DO THIS: Copy the line with "Read out every word on this page." and all lines following it through the last line of the entries, exactly as written.

— Start DATA PROVIDED —

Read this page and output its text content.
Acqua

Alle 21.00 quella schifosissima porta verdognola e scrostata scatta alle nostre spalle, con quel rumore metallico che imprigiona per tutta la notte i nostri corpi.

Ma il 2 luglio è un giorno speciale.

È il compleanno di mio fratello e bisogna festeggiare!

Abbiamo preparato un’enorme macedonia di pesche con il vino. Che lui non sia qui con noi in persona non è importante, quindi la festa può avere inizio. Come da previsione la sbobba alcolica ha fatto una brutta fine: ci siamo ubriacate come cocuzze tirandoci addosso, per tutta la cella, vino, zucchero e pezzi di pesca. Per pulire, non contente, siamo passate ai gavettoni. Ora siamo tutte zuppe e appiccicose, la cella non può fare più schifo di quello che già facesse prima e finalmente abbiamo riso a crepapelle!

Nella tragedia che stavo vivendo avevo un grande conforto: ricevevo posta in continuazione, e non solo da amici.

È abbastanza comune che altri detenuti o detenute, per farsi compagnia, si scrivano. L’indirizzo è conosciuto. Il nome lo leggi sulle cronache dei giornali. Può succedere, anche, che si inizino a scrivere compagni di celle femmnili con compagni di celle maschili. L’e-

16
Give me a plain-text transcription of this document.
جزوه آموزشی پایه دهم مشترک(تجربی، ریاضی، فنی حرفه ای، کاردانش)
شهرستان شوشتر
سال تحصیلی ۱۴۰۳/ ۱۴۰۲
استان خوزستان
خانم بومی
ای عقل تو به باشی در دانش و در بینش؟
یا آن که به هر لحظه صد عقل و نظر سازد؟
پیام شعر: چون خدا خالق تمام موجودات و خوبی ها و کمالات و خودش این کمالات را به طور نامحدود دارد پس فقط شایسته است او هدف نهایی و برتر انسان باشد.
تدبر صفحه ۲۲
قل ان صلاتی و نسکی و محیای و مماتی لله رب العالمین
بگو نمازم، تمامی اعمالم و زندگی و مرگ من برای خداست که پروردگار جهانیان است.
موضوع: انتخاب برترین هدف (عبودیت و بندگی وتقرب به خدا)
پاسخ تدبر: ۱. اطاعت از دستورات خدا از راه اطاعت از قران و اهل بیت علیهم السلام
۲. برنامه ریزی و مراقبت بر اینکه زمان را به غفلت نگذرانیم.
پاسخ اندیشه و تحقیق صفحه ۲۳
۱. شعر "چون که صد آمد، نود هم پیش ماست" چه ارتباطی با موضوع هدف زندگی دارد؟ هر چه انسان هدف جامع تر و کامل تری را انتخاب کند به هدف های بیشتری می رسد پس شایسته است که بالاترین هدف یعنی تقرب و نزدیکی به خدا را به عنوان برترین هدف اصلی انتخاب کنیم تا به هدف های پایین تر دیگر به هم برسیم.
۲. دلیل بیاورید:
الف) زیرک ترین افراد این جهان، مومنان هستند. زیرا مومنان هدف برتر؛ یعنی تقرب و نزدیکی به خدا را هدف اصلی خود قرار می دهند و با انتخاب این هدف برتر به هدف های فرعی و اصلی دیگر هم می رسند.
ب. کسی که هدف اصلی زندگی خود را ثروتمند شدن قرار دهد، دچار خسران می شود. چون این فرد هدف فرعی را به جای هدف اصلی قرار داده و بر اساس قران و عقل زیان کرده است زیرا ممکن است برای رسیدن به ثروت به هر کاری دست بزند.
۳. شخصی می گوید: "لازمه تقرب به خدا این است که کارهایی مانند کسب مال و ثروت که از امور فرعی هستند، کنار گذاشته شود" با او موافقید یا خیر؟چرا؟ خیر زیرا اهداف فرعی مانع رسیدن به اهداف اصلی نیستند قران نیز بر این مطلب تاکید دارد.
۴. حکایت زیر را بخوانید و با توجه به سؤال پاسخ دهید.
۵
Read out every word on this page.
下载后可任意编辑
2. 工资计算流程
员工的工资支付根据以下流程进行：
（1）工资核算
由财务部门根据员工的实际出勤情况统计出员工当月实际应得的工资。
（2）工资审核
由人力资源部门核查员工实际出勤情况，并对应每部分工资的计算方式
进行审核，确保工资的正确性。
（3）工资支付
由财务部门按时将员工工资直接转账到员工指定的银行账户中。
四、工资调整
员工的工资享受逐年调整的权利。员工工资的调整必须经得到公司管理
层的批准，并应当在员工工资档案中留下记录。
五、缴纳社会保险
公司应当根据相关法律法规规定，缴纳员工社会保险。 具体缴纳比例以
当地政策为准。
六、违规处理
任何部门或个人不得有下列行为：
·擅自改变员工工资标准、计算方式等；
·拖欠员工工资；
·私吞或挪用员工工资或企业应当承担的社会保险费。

— End DATA PROVIDED —

SOLUTION TO THIS EXERCISE:
Read out every word on this page.
下载后可任意编辑
2. 工资计算流程
员工的工资支付根据以下流程进行：
（1）工资核算
由财务部门根据员工的实际出勤情况统计出员工当月实际应得的工资。
（2）工资审核
由人力资源部门核查员工实际出勤情况，并对应每部分工资的计算方式
进行审核，确保工资的正确性。
（3）工资支付
由财务部门按时将员工工资直接转账到员工指定的银行账户中。
四、工资调整
员工的工资享受逐年调整的权利。员工工资的调整必须经得到公司管理
层的批准，并应当在员工工资档案中留下记录。
五、缴纳社会保险
公司应当根据相关法律法规规定，缴纳员工社会保险。 具体缴纳比例以
当地政策为准。
六、违规处理
任何部门或个人不得有下列行为：
·擅自改变员工工资标准、计算方式等；
·拖欠员工工资；
·私吞或挪用员工工资或企业应当承担的社会保险费。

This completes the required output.